-- Start --
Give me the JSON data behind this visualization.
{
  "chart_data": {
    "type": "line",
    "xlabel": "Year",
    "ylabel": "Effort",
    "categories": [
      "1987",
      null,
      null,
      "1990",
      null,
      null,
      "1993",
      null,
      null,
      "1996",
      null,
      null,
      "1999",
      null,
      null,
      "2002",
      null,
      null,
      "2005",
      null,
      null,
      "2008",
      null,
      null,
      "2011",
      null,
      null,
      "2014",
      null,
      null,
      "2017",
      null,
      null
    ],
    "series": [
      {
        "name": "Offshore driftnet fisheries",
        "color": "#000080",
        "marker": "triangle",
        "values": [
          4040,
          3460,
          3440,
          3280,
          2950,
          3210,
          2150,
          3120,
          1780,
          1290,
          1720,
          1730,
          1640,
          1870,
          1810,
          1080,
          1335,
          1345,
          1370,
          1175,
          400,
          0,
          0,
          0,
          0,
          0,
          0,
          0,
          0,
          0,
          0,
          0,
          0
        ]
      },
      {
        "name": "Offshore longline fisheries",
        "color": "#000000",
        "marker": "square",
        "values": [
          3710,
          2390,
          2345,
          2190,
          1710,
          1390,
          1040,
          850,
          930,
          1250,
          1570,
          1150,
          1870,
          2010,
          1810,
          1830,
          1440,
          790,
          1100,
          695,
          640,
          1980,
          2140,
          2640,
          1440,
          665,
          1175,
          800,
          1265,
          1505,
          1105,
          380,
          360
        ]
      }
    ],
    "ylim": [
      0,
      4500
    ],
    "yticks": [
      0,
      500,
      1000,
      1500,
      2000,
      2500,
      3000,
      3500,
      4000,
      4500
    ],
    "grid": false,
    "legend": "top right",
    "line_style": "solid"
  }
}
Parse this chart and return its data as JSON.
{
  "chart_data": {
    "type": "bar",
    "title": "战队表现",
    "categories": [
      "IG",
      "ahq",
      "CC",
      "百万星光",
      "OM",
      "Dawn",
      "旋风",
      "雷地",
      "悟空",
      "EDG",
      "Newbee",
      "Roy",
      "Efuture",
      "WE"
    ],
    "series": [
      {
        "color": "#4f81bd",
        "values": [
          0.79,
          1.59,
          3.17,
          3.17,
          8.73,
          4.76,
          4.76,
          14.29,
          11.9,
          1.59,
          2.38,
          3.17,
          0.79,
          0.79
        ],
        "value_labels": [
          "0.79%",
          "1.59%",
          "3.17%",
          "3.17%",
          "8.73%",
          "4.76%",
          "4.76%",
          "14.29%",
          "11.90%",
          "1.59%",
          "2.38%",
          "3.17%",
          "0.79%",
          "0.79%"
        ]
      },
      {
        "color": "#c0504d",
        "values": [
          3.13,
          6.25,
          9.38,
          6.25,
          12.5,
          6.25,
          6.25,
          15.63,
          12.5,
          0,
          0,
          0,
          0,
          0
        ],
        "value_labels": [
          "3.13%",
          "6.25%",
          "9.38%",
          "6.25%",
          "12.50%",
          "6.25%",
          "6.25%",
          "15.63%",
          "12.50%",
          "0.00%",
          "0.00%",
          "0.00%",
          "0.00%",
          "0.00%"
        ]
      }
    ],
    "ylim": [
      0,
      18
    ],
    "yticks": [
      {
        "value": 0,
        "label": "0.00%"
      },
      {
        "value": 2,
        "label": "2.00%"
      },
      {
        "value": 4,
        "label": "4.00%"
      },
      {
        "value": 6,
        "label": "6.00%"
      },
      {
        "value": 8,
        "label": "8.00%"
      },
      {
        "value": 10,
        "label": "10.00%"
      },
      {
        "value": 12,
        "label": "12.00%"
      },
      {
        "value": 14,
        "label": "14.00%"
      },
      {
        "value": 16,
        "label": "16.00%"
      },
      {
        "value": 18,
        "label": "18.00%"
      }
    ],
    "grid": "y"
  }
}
-- End --
**WHAT THE TASK REQUIRES**:
Recopy the whole listing exactly.

**EXPECTED OUTPUT**:
Give me the JSON data behind this visualization.
{
  "chart_data": {
    "type": "line",
    "xlabel": "Year",
    "ylabel": "Effort",
    "categories": [
      "1987",
      null,
      null,
      "1990",
      null,
      null,
      "1993",
      null,
      null,
      "1996",
      null,
      null,
      "1999",
      null,
      null,
      "2002",
      null,
      null,
      "2005",
      null,
      null,
      "2008",
      null,
      null,
      "2011",
      null,
      null,
      "2014",
      null,
      null,
      "2017",
      null,
      null
    ],
    "series": [
      {
        "name": "Offshore driftnet fisheries",
        "color": "#000080",
        "marker": "triangle",
        "values": [
          4040,
          3460,
          3440,
          3280,
          2950,
          3210,
          2150,
          3120,
          1780,
          1290,
          1720,
          1730,
          1640,
          1870,
          1810,
          1080,
          1335,
          1345,
          1370,
          1175,
          400,
          0,
          0,
          0,
          0,
          0,
          0,
          0,
          0,
          0,
          0,
          0,
          0
        ]
      },
      {
        "name": "Offshore longline fisheries",
        "color": "#000000",
        "marker": "square",
        "values": [
          3710,
          2390,
          2345,
          2190,
          1710,
          1390,
          1040,
          850,
          930,
          1250,
          1570,
          1150,
          1870,
          2010,
          1810,
          1830,
          1440,
          790,
          1100,
          695,
          640,
          1980,
          2140,
          2640,
          1440,
          665,
          1175,
          800,
          1265,
          1505,
          1105,
          380,
          360
        ]
      }
    ],
    "ylim": [
      0,
      4500
    ],
    "yticks": [
      0,
      500,
      1000,
      1500,
      2000,
      2500,
      3000,
      3500,
      4000,
      4500
    ],
    "grid": false,
    "legend": "top right",
    "line_style": "solid"
  }
}
Parse this chart and return its data as JSON.
{
  "chart_data": {
    "type": "bar",
    "title": "战队表现",
    "categories": [
      "IG",
      "ahq",
      "CC",
      "百万星光",
      "OM",
      "Dawn",
      "旋风",
      "雷地",
      "悟空",
      "EDG",
      "Newbee",
      "Roy",
      "Efuture",
      "WE"
    ],
    "series": [
      {
        "color": "#4f81bd",
        "values": [
          0.79,
          1.59,
          3.17,
          3.17,
          8.73,
          4.76,
          4.76,
          14.29,
          11.9,
          1.59,
          2.38,
          3.17,
          0.79,
          0.79
        ],
        "value_labels": [
          "0.79%",
          "1.59%",
          "3.17%",
          "3.17%",
          "8.73%",
          "4.76%",
          "4.76%",
          "14.29%",
          "11.90%",
          "1.59%",
          "2.38%",
          "3.17%",
          "0.79%",
          "0.79%"
        ]
      },
      {
        "color": "#c0504d",
        "values": [
          3.13,
          6.25,
          9.38,
          6.25,
          12.5,
          6.25,
          6.25,
          15.63,
          12.5,
          0,
          0,
          0,
          0,
          0
        ],
        "value_labels": [
          "3.13%",
          "6.25%",
          "9.38%",
          "6.25%",
          "12.50%",
          "6.25%",
          "6.25%",
          "15.63%",
          "12.50%",
          "0.00%",
          "0.00%",
          "0.00%",
          "0.00%",
          "0.00%"
        ]
      }
    ],
    "ylim": [
      0,
      18
    ],
    "yticks": [
      {
        "value": 0,
        "label": "0.00%"
      },
      {
        "value": 2,
        "label": "2.00%"
      },
      {
        "value": 4,
        "label": "4.00%"
      },
      {
        "value": 6,
        "label": "6.00%"
      },
      {
        "value": 8,
        "label": "8.00%"
      },
      {
        "value": 10,
        "label": "10.00%"
      },
      {
        "value": 12,
        "label": "12.00%"
      },
      {
        "value": 14,
        "label": "14.00%"
      },
      {
        "value": 16,
        "label": "16.00%"
      },
      {
        "value": 18,
        "label": "18.00%"
      }
    ],
    "grid": "y"
  }
}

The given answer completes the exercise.